[Items listed in a dataset]
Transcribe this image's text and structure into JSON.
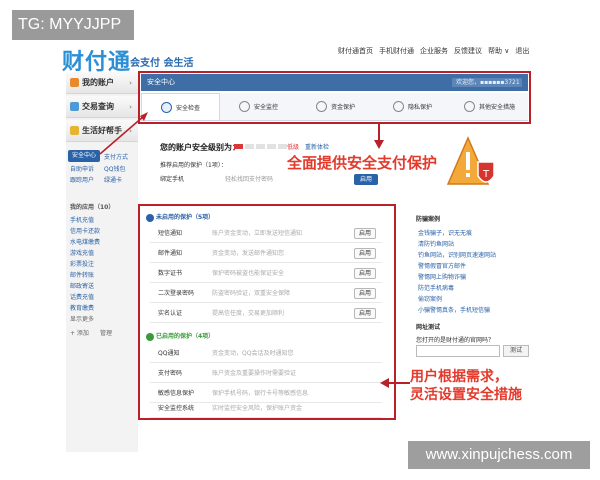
{
  "watermark_tl": "TG: MYYJJPP",
  "watermark_br": "www.xinpujchess.com",
  "logo": {
    "text": "财付通",
    "tagline": "会支付 会生活"
  },
  "topnav": [
    "财付通首页",
    "手机财付通",
    "企业服务",
    "反馈建议",
    "帮助 ∨",
    "退出"
  ],
  "sidebar": {
    "menus": [
      "我的账户",
      "交易查询",
      "生活好帮手"
    ],
    "security_active": "安全中心",
    "security_links": [
      "支付方式",
      "自助申诉",
      "QQ钱包",
      "跟踪用户",
      "绿通卡"
    ],
    "myapps_title": "我的应用（10）",
    "apps": [
      "手机充值",
      "信用卡还款",
      "水电煤缴费",
      "游戏充值",
      "彩票投注",
      "邮件转账",
      "邮政寄送",
      "话费充值",
      "教育缴费",
      "显示更多"
    ],
    "add": "+ 添加",
    "manage": "管理"
  },
  "header": {
    "title": "安全中心",
    "account": "欢迎您，▪▪▪▪▪▪3721"
  },
  "tabs": [
    "安全检查",
    "安全监控",
    "资金保护",
    "隐私保护",
    "其他安全措施"
  ],
  "level": {
    "title": "您的账户安全级别为：",
    "label": "低级",
    "link": "重新体检"
  },
  "recommend": {
    "title": "推荐启用的保护（1项）：",
    "name": "绑定手机",
    "desc": "轻松找回支付密码",
    "btn": "启用"
  },
  "banner": "全面提供安全支付保护",
  "sections": {
    "off_title": "未启用的保护（5项）",
    "off_items": [
      {
        "name": "短信通知",
        "desc": "账户资金变动，立即发送短信通知",
        "btn": "启用"
      },
      {
        "name": "邮件通知",
        "desc": "资金变动，发送邮件通知您",
        "btn": "启用"
      },
      {
        "name": "数字证书",
        "desc": "保护密码被盗也能保证安全",
        "btn": "启用"
      },
      {
        "name": "二次登录密码",
        "desc": "防盗密码验证，双重安全保障",
        "btn": "启用"
      },
      {
        "name": "实名认证",
        "desc": "提高信任度，交易更加顺利",
        "btn": "启用"
      }
    ],
    "on_title": "已启用的保护（4项）",
    "on_items": [
      {
        "name": "QQ通知",
        "desc": "资金变动，QQ会话及时通知您"
      },
      {
        "name": "支付密码",
        "desc": "账户资金及重要操作时需要验证"
      },
      {
        "name": "敏感信息保护",
        "desc": "保护手机号码，银行卡号等敏感信息"
      },
      {
        "name": "安全监控系统",
        "desc": "实时监控安全风险，保护账户资金"
      }
    ]
  },
  "right": {
    "title": "防骗案例",
    "links": [
      "金钱骗子，识无无痕",
      "清防钓鱼网站",
      "钓鱼网站，识别网页速速网站",
      "警惕假冒官方邮件",
      "警惕网上购物诈骗",
      "防范手机病毒",
      "偷窃案例",
      "小骗警惕真条，手机短信骗"
    ],
    "net_title": "网址测试",
    "net_q": "您打开的是财付通的官网吗？",
    "net_btn": "测试"
  },
  "note": [
    "用户根据需求，",
    "灵活设置安全措施"
  ]
}
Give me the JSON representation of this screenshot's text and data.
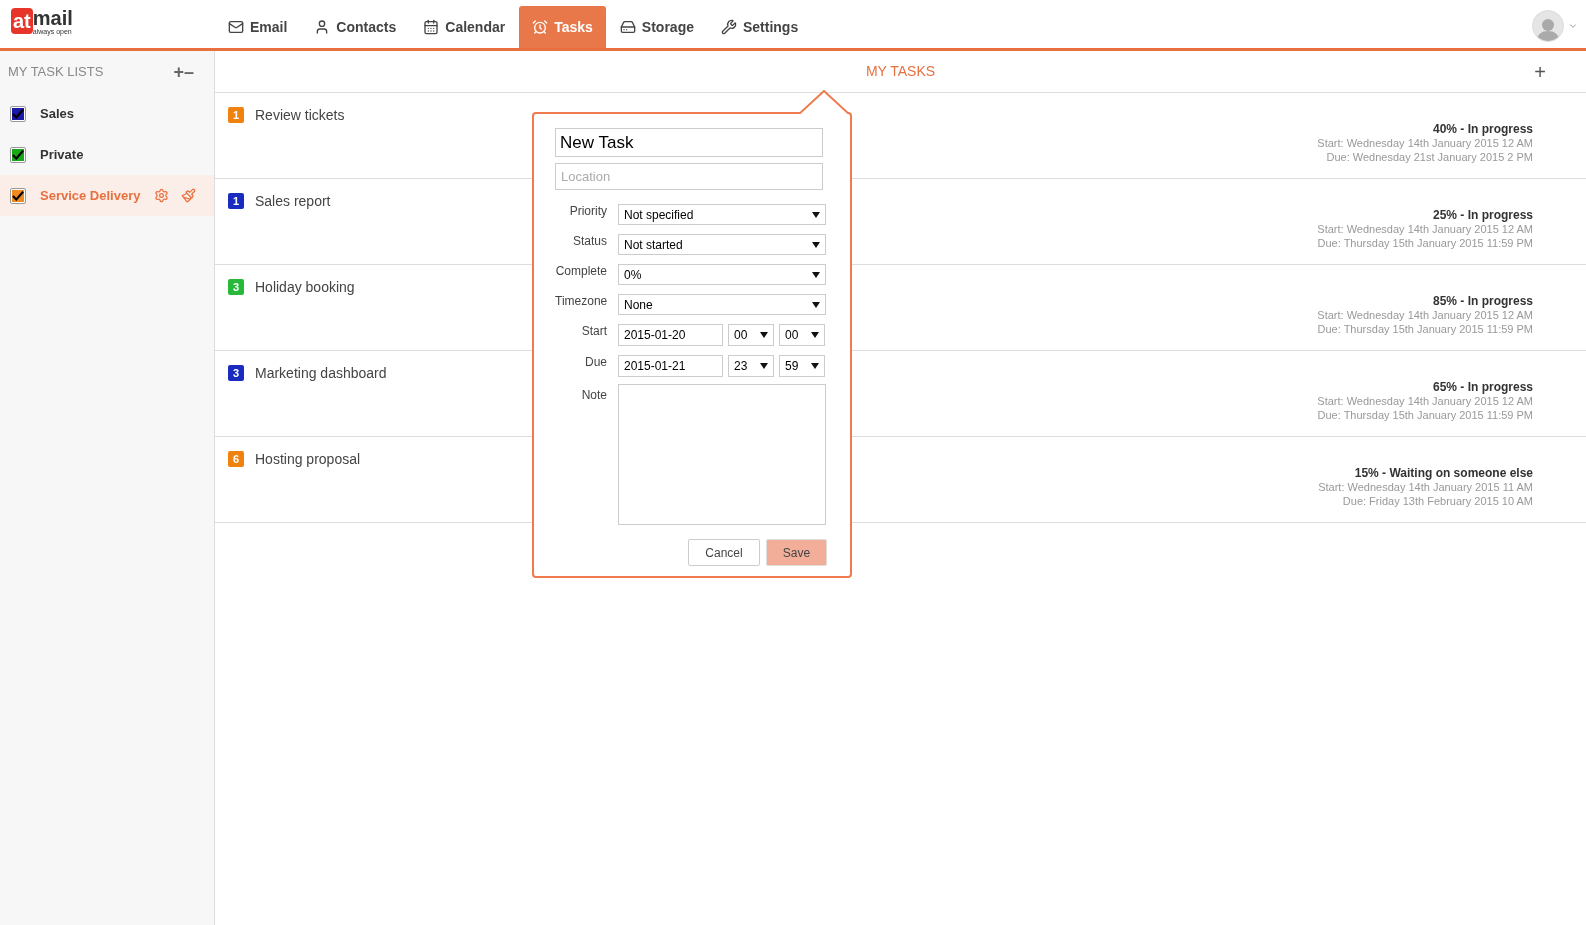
{
  "logo": {
    "mark": "at",
    "word": "mail",
    "tagline": "always open"
  },
  "nav": [
    {
      "label": "Email",
      "kind": "mail",
      "selected": false
    },
    {
      "label": "Contacts",
      "kind": "user",
      "selected": false
    },
    {
      "label": "Calendar",
      "kind": "calendar",
      "selected": false
    },
    {
      "label": "Tasks",
      "kind": "alarm",
      "selected": true
    },
    {
      "label": "Storage",
      "kind": "storage",
      "selected": false
    },
    {
      "label": "Settings",
      "kind": "tools",
      "selected": false
    }
  ],
  "sidebar": {
    "title": "MY TASK LISTS",
    "add": "+",
    "remove": "–",
    "items": [
      {
        "label": "Sales",
        "color": "#1a1aa8",
        "checked": true,
        "selected": false
      },
      {
        "label": "Private",
        "color": "#1aa81a",
        "checked": true,
        "selected": false
      },
      {
        "label": "Service Delivery",
        "color": "#f08a1c",
        "checked": true,
        "selected": true
      }
    ]
  },
  "main": {
    "title": "MY TASKS",
    "add": "+"
  },
  "tasks": [
    {
      "priority": "1",
      "color": "#f0820f",
      "title": "Review tickets",
      "status": "40% - In progress",
      "start": "Start: Wednesday 14th January 2015 12 AM",
      "due": "Due: Wednesday 21st January 2015 2 PM"
    },
    {
      "priority": "1",
      "color": "#1a2cc0",
      "title": "Sales report",
      "status": "25% - In progress",
      "start": "Start: Wednesday 14th January 2015 12 AM",
      "due": "Due: Thursday 15th January 2015 11:59 PM"
    },
    {
      "priority": "3",
      "color": "#28b83a",
      "title": "Holiday booking",
      "status": "85% - In progress",
      "start": "Start: Wednesday 14th January 2015 12 AM",
      "due": "Due: Thursday 15th January 2015 11:59 PM"
    },
    {
      "priority": "3",
      "color": "#1a2cc0",
      "title": "Marketing dashboard",
      "status": "65% - In progress",
      "start": "Start: Wednesday 14th January 2015 12 AM",
      "due": "Due: Thursday 15th January 2015 11:59 PM"
    },
    {
      "priority": "6",
      "color": "#f0820f",
      "title": "Hosting proposal",
      "status": "15% - Waiting on someone else",
      "start": "Start: Wednesday 14th January 2015 11 AM",
      "due": "Due: Friday 13th February 2015 10 AM"
    }
  ],
  "popup": {
    "title_value": "New Task",
    "location_placeholder": "Location",
    "selects": [
      {
        "label": "Priority",
        "value": "Not specified"
      },
      {
        "label": "Status",
        "value": "Not started"
      },
      {
        "label": "Complete",
        "value": "0%"
      },
      {
        "label": "Timezone",
        "value": "None"
      }
    ],
    "dates": [
      {
        "label": "Start",
        "date": "2015-01-20",
        "hour": "00",
        "minute": "00"
      },
      {
        "label": "Due",
        "date": "2015-01-21",
        "hour": "23",
        "minute": "59"
      }
    ],
    "note_label": "Note",
    "cancel": "Cancel",
    "save": "Save"
  }
}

◆ What the task requires
Reproduce the entries exactly. Do not carry over any picture.

◆ Task solution
Transcribe this image's text and structure into JSON.
{
  "watermark_tl": "TG: MYYJJPP",
  "watermark_br": "www.xinpujchess.com",
  "logo": {
    "text": "财付通",
    "tagline": "会支付 会生活"
  },
  "topnav": [
    "财付通首页",
    "手机财付通",
    "企业服务",
    "反馈建议",
    "帮助 ∨",
    "退出"
  ],
  "sidebar": {
    "menus": [
      "我的账户",
      "交易查询",
      "生活好帮手"
    ],
    "security_active": "安全中心",
    "security_links": [
      "支付方式",
      "自助申诉",
      "QQ钱包",
      "跟踪用户",
      "绿通卡"
    ],
    "myapps_title": "我的应用（10）",
    "apps": [
      "手机充值",
      "信用卡还款",
      "水电煤缴费",
      "游戏充值",
      "彩票投注",
      "邮件转账",
      "邮政寄送",
      "话费充值",
      "教育缴费",
      "显示更多"
    ],
    "add": "+ 添加",
    "manage": "管理"
  },
  "header": {
    "title": "安全中心",
    "account": "欢迎您，▪▪▪▪▪▪3721"
  },
  "tabs": [
    "安全检查",
    "安全监控",
    "资金保护",
    "隐私保护",
    "其他安全措施"
  ],
  "level": {
    "title": "您的账户安全级别为：",
    "label": "低级",
    "link": "重新体检"
  },
  "recommend": {
    "title": "推荐启用的保护（1项）：",
    "name": "绑定手机",
    "desc": "轻松找回支付密码",
    "btn": "启用"
  },
  "banner": "全面提供安全支付保护",
  "sections": {
    "off_title": "未启用的保护（5项）",
    "off_items": [
      {
        "name": "短信通知",
        "desc": "账户资金变动，立即发送短信通知",
        "btn": "启用"
      },
      {
        "name": "邮件通知",
        "desc": "资金变动，发送邮件通知您",
        "btn": "启用"
      },
      {
        "name": "数字证书",
        "desc": "保护密码被盗也能保证安全",
        "btn": "启用"
      },
      {
        "name": "二次登录密码",
        "desc": "防盗密码验证，双重安全保障",
        "btn": "启用"
      },
      {
        "name": "实名认证",
        "desc": "提高信任度，交易更加顺利",
        "btn": "启用"
      }
    ],
    "on_title": "已启用的保护（4项）",
    "on_items": [
      {
        "name": "QQ通知",
        "desc": "资金变动，QQ会话及时通知您"
      },
      {
        "name": "支付密码",
        "desc": "账户资金及重要操作时需要验证"
      },
      {
        "name": "敏感信息保护",
        "desc": "保护手机号码，银行卡号等敏感信息"
      },
      {
        "name": "安全监控系统",
        "desc": "实时监控安全风险，保护账户资金"
      }
    ]
  },
  "right": {
    "title": "防骗案例",
    "links": [
      "金钱骗子，识无无痕",
      "清防钓鱼网站",
      "钓鱼网站，识别网页速速网站",
      "警惕假冒官方邮件",
      "警惕网上购物诈骗",
      "防范手机病毒",
      "偷窃案例",
      "小骗警惕真条，手机短信骗"
    ],
    "net_title": "网址测试",
    "net_q": "您打开的是财付通的官网吗？",
    "net_btn": "测试"
  },
  "note": [
    "用户根据需求，",
    "灵活设置安全措施"
  ]
}
Give me the JSON representation of this screenshot's text and data.
{
  "logo": {
    "mark": "at",
    "word": "mail",
    "tagline": "always open"
  },
  "nav": [
    {
      "label": "Email",
      "kind": "mail",
      "selected": false
    },
    {
      "label": "Contacts",
      "kind": "user",
      "selected": false
    },
    {
      "label": "Calendar",
      "kind": "calendar",
      "selected": false
    },
    {
      "label": "Tasks",
      "kind": "alarm",
      "selected": true
    },
    {
      "label": "Storage",
      "kind": "storage",
      "selected": false
    },
    {
      "label": "Settings",
      "kind": "tools",
      "selected": false
    }
  ],
  "sidebar": {
    "title": "MY TASK LISTS",
    "add": "+",
    "remove": "–",
    "items": [
      {
        "label": "Sales",
        "color": "#1a1aa8",
        "checked": true,
        "selected": false
      },
      {
        "label": "Private",
        "color": "#1aa81a",
        "checked": true,
        "selected": false
      },
      {
        "label": "Service Delivery",
        "color": "#f08a1c",
        "checked": true,
        "selected": true
      }
    ]
  },
  "main": {
    "title": "MY TASKS",
    "add": "+"
  },
  "tasks": [
    {
      "priority": "1",
      "color": "#f0820f",
      "title": "Review tickets",
      "status": "40% - In progress",
      "start": "Start: Wednesday 14th January 2015 12 AM",
      "due": "Due: Wednesday 21st January 2015 2 PM"
    },
    {
      "priority": "1",
      "color": "#1a2cc0",
      "title": "Sales report",
      "status": "25% - In progress",
      "start": "Start: Wednesday 14th January 2015 12 AM",
      "due": "Due: Thursday 15th January 2015 11:59 PM"
    },
    {
      "priority": "3",
      "color": "#28b83a",
      "title": "Holiday booking",
      "status": "85% - In progress",
      "start": "Start: Wednesday 14th January 2015 12 AM",
      "due": "Due: Thursday 15th January 2015 11:59 PM"
    },
    {
      "priority": "3",
      "color": "#1a2cc0",
      "title": "Marketing dashboard",
      "status": "65% - In progress",
      "start": "Start: Wednesday 14th January 2015 12 AM",
      "due": "Due: Thursday 15th January 2015 11:59 PM"
    },
    {
      "priority": "6",
      "color": "#f0820f",
      "title": "Hosting proposal",
      "status": "15% - Waiting on someone else",
      "start": "Start: Wednesday 14th January 2015 11 AM",
      "due": "Due: Friday 13th February 2015 10 AM"
    }
  ],
  "popup": {
    "title_value": "New Task",
    "location_placeholder": "Location",
    "selects": [
      {
        "label": "Priority",
        "value": "Not specified"
      },
      {
        "label": "Status",
        "value": "Not started"
      },
      {
        "label": "Complete",
        "value": "0%"
      },
      {
        "label": "Timezone",
        "value": "None"
      }
    ],
    "dates": [
      {
        "label": "Start",
        "date": "2015-01-20",
        "hour": "00",
        "minute": "00"
      },
      {
        "label": "Due",
        "date": "2015-01-21",
        "hour": "23",
        "minute": "59"
      }
    ],
    "note_label": "Note",
    "cancel": "Cancel",
    "save": "Save"
  }
}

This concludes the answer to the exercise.